** BEGIN **
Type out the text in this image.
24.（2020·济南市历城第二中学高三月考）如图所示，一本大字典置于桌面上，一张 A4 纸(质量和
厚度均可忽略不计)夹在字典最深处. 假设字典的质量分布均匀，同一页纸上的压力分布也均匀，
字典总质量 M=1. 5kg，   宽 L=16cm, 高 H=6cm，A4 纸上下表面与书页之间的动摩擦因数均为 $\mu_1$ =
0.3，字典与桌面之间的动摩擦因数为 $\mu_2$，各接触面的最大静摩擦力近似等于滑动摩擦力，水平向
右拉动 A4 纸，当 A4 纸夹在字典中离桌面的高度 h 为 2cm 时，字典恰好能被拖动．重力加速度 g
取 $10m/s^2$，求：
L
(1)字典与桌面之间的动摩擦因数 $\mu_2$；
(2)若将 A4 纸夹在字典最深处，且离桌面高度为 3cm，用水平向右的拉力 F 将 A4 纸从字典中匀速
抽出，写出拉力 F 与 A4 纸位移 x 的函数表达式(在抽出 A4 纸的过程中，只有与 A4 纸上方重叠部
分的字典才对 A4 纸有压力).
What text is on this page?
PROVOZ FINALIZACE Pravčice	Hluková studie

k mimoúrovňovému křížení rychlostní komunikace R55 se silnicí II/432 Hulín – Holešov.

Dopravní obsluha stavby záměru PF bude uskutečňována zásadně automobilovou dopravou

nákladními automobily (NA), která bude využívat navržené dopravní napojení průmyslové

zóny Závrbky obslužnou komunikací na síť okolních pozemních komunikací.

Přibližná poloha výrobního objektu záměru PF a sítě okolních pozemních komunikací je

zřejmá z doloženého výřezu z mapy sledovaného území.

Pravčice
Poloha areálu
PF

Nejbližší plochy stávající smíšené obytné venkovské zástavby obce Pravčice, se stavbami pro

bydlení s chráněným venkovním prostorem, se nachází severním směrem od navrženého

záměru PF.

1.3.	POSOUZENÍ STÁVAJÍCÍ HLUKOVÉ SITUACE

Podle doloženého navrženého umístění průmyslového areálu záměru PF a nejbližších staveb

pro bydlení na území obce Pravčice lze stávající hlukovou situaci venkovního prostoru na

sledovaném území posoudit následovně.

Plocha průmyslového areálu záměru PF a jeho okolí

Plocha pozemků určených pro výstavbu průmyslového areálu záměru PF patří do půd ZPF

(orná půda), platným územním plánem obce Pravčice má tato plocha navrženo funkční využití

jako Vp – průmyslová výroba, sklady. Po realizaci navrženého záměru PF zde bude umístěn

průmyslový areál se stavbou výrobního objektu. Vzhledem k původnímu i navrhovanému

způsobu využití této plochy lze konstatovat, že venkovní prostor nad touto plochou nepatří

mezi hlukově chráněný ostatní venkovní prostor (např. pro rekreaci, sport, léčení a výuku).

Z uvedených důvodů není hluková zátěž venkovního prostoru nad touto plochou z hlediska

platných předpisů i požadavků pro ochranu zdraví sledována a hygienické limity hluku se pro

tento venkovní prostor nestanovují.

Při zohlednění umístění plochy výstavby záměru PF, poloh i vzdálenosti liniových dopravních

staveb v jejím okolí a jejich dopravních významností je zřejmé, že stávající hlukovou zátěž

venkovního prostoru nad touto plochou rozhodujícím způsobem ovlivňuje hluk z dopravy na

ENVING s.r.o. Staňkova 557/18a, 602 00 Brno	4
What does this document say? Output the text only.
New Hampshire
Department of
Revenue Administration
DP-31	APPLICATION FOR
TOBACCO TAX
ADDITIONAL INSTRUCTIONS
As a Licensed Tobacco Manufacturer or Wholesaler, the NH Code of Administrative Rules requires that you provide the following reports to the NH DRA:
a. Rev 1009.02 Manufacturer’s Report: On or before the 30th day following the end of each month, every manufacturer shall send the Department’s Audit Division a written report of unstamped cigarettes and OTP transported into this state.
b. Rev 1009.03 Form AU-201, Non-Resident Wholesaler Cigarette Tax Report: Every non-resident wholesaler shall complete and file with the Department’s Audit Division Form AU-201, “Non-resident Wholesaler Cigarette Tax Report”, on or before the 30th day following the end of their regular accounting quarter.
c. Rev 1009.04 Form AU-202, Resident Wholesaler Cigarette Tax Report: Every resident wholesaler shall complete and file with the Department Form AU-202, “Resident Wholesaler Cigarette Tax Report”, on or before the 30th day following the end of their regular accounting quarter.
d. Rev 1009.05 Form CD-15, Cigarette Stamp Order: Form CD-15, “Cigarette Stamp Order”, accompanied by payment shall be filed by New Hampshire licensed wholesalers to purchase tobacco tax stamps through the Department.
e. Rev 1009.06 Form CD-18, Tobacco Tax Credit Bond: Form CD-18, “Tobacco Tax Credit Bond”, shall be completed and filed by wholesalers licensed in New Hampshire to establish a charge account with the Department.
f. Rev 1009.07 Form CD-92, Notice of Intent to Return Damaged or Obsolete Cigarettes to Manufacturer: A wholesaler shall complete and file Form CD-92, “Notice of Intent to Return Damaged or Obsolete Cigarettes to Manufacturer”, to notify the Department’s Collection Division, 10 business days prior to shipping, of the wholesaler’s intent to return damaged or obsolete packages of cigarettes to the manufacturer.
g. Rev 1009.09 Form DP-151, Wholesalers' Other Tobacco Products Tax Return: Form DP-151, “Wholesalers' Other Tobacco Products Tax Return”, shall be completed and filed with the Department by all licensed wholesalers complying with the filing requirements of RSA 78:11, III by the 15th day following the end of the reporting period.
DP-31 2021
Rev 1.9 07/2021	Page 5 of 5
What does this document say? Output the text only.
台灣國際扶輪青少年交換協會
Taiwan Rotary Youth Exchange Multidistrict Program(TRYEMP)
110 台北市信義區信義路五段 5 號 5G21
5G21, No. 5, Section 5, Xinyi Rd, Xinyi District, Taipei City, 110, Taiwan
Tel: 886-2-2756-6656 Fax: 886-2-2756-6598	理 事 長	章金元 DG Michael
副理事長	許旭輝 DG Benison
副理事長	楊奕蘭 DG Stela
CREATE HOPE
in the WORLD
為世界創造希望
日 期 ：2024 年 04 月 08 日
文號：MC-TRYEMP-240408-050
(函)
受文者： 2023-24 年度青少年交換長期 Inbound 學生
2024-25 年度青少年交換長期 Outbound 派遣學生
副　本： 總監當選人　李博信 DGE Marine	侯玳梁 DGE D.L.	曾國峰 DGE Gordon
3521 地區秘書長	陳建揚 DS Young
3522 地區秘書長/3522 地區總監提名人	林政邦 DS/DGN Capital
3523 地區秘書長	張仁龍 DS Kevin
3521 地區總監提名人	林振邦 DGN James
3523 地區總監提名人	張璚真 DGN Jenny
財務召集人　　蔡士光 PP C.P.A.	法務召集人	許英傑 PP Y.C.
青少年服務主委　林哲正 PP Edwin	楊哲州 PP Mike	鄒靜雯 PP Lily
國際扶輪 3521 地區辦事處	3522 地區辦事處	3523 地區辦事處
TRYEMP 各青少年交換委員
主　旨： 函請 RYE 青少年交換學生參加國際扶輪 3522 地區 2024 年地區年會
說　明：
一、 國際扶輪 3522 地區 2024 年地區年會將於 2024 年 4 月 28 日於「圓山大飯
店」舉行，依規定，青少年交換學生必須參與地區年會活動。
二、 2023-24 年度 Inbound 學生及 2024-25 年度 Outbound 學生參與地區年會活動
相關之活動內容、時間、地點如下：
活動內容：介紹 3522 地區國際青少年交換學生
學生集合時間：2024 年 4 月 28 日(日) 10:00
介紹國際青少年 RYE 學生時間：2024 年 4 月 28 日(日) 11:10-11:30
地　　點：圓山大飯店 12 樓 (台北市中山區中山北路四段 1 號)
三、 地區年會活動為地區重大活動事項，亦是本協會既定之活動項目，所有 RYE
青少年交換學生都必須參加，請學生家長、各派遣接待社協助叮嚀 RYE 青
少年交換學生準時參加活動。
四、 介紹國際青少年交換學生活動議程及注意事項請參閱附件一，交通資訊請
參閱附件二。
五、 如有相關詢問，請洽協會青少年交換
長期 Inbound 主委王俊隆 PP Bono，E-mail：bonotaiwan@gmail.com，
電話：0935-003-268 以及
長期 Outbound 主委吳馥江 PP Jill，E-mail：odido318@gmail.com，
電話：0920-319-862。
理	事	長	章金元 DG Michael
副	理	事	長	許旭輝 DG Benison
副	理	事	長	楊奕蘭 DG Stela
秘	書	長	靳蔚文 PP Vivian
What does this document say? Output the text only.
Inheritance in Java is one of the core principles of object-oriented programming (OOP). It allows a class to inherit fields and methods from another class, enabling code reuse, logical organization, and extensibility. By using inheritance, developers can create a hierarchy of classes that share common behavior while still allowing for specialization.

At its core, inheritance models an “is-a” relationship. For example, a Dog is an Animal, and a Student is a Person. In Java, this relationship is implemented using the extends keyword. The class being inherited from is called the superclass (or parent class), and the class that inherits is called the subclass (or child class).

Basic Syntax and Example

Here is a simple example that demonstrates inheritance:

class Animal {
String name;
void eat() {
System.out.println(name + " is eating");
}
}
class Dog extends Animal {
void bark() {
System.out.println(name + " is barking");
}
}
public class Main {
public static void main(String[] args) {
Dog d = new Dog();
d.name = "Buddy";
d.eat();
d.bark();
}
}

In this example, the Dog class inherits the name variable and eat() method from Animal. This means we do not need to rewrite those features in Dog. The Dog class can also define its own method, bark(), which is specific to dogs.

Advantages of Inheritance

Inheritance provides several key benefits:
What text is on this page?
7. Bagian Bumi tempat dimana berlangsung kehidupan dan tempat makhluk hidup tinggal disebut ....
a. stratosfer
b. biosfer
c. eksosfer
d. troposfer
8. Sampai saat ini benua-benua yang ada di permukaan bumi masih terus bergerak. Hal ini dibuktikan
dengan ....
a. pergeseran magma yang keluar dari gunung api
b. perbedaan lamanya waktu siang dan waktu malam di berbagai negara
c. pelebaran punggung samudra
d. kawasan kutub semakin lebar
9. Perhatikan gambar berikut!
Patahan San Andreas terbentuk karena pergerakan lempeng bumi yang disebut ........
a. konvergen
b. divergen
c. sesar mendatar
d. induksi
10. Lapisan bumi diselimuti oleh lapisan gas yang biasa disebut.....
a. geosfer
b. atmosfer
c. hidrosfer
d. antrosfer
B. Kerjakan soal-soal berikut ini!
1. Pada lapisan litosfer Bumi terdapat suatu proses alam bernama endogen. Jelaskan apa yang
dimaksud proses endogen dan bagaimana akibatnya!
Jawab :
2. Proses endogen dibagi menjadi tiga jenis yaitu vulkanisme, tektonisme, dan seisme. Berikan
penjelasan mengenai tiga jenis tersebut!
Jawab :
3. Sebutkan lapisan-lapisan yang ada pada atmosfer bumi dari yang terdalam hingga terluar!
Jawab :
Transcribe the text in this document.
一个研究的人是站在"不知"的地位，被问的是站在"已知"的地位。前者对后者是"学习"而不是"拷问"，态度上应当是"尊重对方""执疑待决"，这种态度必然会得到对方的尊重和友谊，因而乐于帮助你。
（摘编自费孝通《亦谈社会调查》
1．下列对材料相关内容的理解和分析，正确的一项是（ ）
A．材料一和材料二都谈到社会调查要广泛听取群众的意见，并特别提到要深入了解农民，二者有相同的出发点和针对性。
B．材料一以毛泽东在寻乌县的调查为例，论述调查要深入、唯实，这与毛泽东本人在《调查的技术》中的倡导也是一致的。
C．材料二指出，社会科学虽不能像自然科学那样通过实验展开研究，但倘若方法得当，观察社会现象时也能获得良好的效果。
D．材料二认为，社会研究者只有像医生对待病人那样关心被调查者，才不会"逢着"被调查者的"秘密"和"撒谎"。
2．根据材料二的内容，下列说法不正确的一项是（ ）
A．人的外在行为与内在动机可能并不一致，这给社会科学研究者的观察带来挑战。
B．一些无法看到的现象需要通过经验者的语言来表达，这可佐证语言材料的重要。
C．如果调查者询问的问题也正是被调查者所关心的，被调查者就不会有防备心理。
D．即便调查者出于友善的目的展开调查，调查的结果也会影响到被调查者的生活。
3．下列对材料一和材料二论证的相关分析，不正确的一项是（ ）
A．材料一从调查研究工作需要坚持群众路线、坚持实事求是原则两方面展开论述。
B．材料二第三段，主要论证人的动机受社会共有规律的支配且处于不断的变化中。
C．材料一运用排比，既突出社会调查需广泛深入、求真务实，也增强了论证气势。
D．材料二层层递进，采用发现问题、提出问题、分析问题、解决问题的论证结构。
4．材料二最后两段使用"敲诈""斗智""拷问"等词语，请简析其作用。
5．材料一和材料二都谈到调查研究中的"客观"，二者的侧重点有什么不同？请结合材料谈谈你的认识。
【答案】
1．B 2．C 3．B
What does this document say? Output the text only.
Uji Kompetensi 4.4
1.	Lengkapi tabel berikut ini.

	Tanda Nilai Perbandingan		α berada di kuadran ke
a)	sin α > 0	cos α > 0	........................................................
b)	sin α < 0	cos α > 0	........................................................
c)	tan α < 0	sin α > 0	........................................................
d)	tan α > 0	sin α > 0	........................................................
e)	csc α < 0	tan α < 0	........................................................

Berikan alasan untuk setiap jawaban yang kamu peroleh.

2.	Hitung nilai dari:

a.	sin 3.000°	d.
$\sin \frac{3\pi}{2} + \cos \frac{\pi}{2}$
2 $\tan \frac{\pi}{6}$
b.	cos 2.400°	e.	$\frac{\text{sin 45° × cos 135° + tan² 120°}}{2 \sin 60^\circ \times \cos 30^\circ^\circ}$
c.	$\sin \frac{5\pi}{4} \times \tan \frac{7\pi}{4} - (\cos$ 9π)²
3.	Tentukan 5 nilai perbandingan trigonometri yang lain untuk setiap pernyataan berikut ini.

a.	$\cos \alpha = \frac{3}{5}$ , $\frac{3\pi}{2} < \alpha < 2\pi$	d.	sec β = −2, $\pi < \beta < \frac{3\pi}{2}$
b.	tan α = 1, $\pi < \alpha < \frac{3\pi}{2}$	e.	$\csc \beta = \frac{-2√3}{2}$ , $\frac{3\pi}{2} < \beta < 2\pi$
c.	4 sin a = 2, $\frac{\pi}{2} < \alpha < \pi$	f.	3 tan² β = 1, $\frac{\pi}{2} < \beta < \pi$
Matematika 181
** END **
_Brief_. Look through the entries and work out how many lines have the word "Berikan" in them; reply with that number only.

_Response to the exercise_. 2